Task input:
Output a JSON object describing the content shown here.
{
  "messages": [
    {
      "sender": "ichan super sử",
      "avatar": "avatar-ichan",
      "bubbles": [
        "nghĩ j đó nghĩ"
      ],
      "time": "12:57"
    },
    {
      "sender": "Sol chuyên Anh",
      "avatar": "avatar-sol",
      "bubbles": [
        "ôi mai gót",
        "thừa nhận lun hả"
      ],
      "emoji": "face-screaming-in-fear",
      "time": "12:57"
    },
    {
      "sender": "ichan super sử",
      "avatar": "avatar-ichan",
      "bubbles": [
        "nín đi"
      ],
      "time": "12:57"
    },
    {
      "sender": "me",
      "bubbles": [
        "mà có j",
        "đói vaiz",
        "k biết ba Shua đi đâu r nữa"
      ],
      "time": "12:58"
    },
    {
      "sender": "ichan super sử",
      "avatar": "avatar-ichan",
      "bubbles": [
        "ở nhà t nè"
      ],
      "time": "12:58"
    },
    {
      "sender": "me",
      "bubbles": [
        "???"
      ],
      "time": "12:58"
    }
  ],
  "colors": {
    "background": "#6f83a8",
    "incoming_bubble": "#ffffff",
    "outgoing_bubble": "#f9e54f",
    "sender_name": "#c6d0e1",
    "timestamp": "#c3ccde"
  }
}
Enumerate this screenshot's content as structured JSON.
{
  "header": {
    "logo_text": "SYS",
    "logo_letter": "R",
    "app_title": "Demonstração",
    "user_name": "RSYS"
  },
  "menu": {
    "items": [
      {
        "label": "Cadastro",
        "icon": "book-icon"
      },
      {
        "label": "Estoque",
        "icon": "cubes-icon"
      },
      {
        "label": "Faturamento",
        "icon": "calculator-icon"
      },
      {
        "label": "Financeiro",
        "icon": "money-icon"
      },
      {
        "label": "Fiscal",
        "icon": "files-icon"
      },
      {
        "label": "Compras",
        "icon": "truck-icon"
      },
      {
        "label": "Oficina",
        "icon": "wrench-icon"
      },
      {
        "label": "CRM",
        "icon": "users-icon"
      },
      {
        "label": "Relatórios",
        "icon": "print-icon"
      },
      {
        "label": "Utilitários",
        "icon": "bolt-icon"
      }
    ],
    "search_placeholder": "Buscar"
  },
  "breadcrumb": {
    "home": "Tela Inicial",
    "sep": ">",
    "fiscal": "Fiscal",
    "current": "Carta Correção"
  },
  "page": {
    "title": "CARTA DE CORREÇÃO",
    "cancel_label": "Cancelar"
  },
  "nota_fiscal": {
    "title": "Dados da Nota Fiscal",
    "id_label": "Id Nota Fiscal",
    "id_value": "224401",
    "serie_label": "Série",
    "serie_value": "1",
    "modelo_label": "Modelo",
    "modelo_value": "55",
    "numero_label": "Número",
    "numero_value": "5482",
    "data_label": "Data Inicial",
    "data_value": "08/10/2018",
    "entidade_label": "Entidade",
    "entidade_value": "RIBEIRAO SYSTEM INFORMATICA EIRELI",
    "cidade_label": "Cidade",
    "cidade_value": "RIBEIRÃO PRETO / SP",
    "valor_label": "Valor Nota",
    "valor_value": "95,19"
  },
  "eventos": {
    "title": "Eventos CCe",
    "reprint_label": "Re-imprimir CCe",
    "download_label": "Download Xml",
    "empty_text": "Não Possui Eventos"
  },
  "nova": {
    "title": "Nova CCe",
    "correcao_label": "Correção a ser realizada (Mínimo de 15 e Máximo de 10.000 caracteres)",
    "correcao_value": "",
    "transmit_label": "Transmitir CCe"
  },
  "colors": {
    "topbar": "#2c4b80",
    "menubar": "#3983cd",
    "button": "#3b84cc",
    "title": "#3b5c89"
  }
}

What you are asked to do: Set down all of the entries exactly, please.

Completed task:
Output a JSON object describing the content shown here.
{
  "messages": [
    {
      "sender": "ichan super sử",
      "avatar": "avatar-ichan",
      "bubbles": [
        "nghĩ j đó nghĩ"
      ],
      "time": "12:57"
    },
    {
      "sender": "Sol chuyên Anh",
      "avatar": "avatar-sol",
      "bubbles": [
        "ôi mai gót",
        "thừa nhận lun hả"
      ],
      "emoji": "face-screaming-in-fear",
      "time": "12:57"
    },
    {
      "sender": "ichan super sử",
      "avatar": "avatar-ichan",
      "bubbles": [
        "nín đi"
      ],
      "time": "12:57"
    },
    {
      "sender": "me",
      "bubbles": [
        "mà có j",
        "đói vaiz",
        "k biết ba Shua đi đâu r nữa"
      ],
      "time": "12:58"
    },
    {
      "sender": "ichan super sử",
      "avatar": "avatar-ichan",
      "bubbles": [
        "ở nhà t nè"
      ],
      "time": "12:58"
    },
    {
      "sender": "me",
      "bubbles": [
        "???"
      ],
      "time": "12:58"
    }
  ],
  "colors": {
    "background": "#6f83a8",
    "incoming_bubble": "#ffffff",
    "outgoing_bubble": "#f9e54f",
    "sender_name": "#c6d0e1",
    "timestamp": "#c3ccde"
  }
}
Enumerate this screenshot's content as structured JSON.
{
  "header": {
    "logo_text": "SYS",
    "logo_letter": "R",
    "app_title": "Demonstração",
    "user_name": "RSYS"
  },
  "menu": {
    "items": [
      {
        "label": "Cadastro",
        "icon": "book-icon"
      },
      {
        "label": "Estoque",
        "icon": "cubes-icon"
      },
      {
        "label": "Faturamento",
        "icon": "calculator-icon"
      },
      {
        "label": "Financeiro",
        "icon": "money-icon"
      },
      {
        "label": "Fiscal",
        "icon": "files-icon"
      },
      {
        "label": "Compras",
        "icon": "truck-icon"
      },
      {
        "label": "Oficina",
        "icon": "wrench-icon"
      },
      {
        "label": "CRM",
        "icon": "users-icon"
      },
      {
        "label": "Relatórios",
        "icon": "print-icon"
      },
      {
        "label": "Utilitários",
        "icon": "bolt-icon"
      }
    ],
    "search_placeholder": "Buscar"
  },
  "breadcrumb": {
    "home": "Tela Inicial",
    "sep": ">",
    "fiscal": "Fiscal",
    "current": "Carta Correção"
  },
  "page": {
    "title": "CARTA DE CORREÇÃO",
    "cancel_label": "Cancelar"
  },
  "nota_fiscal": {
    "title": "Dados da Nota Fiscal",
    "id_label": "Id Nota Fiscal",
    "id_value": "224401",
    "serie_label": "Série",
    "serie_value": "1",
    "modelo_label": "Modelo",
    "modelo_value": "55",
    "numero_label": "Número",
    "numero_value": "5482",
    "data_label": "Data Inicial",
    "data_value": "08/10/2018",
    "entidade_label": "Entidade",
    "entidade_value": "RIBEIRAO SYSTEM INFORMATICA EIRELI",
    "cidade_label": "Cidade",
    "cidade_value": "RIBEIRÃO PRETO / SP",
    "valor_label": "Valor Nota",
    "valor_value": "95,19"
  },
  "eventos": {
    "title": "Eventos CCe",
    "reprint_label": "Re-imprimir CCe",
    "download_label": "Download Xml",
    "empty_text": "Não Possui Eventos"
  },
  "nova": {
    "title": "Nova CCe",
    "correcao_label": "Correção a ser realizada (Mínimo de 15 e Máximo de 10.000 caracteres)",
    "correcao_value": "",
    "transmit_label": "Transmitir CCe"
  },
  "colors": {
    "topbar": "#2c4b80",
    "menubar": "#3983cd",
    "button": "#3b84cc",
    "title": "#3b5c89"
  }
}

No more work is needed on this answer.